__The exercise__.
Output all of the records exactly as written.

# start of Data section

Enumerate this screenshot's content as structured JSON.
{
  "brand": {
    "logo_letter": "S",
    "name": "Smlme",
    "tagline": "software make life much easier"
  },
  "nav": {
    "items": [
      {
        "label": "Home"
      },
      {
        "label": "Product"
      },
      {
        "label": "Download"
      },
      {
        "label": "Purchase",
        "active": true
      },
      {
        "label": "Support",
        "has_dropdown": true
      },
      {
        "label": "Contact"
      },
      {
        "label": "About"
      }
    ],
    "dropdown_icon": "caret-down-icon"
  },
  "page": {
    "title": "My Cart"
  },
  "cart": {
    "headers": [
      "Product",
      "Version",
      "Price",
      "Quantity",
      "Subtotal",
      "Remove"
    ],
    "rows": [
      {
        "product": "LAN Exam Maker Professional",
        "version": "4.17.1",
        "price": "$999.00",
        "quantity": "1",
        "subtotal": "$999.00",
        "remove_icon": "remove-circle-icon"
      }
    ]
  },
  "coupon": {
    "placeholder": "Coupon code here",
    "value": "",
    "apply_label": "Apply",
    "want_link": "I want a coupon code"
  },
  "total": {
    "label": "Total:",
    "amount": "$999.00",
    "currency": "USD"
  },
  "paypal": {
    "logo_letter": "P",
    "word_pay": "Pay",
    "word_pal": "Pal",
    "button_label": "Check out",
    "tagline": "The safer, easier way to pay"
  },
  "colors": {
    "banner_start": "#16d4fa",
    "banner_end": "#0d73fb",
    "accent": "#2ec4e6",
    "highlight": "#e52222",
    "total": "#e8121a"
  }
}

# end of Data section

__Exercise answer__.
Enumerate this screenshot's content as structured JSON.
{
  "brand": {
    "logo_letter": "S",
    "name": "Smlme",
    "tagline": "software make life much easier"
  },
  "nav": {
    "items": [
      {
        "label": "Home"
      },
      {
        "label": "Product"
      },
      {
        "label": "Download"
      },
      {
        "label": "Purchase",
        "active": true
      },
      {
        "label": "Support",
        "has_dropdown": true
      },
      {
        "label": "Contact"
      },
      {
        "label": "About"
      }
    ],
    "dropdown_icon": "caret-down-icon"
  },
  "page": {
    "title": "My Cart"
  },
  "cart": {
    "headers": [
      "Product",
      "Version",
      "Price",
      "Quantity",
      "Subtotal",
      "Remove"
    ],
    "rows": [
      {
        "product": "LAN Exam Maker Professional",
        "version": "4.17.1",
        "price": "$999.00",
        "quantity": "1",
        "subtotal": "$999.00",
        "remove_icon": "remove-circle-icon"
      }
    ]
  },
  "coupon": {
    "placeholder": "Coupon code here",
    "value": "",
    "apply_label": "Apply",
    "want_link": "I want a coupon code"
  },
  "total": {
    "label": "Total:",
    "amount": "$999.00",
    "currency": "USD"
  },
  "paypal": {
    "logo_letter": "P",
    "word_pay": "Pay",
    "word_pal": "Pal",
    "button_label": "Check out",
    "tagline": "The safer, easier way to pay"
  },
  "colors": {
    "banner_start": "#16d4fa",
    "banner_end": "#0d73fb",
    "accent": "#2ec4e6",
    "highlight": "#e52222",
    "total": "#e8121a"
  }
}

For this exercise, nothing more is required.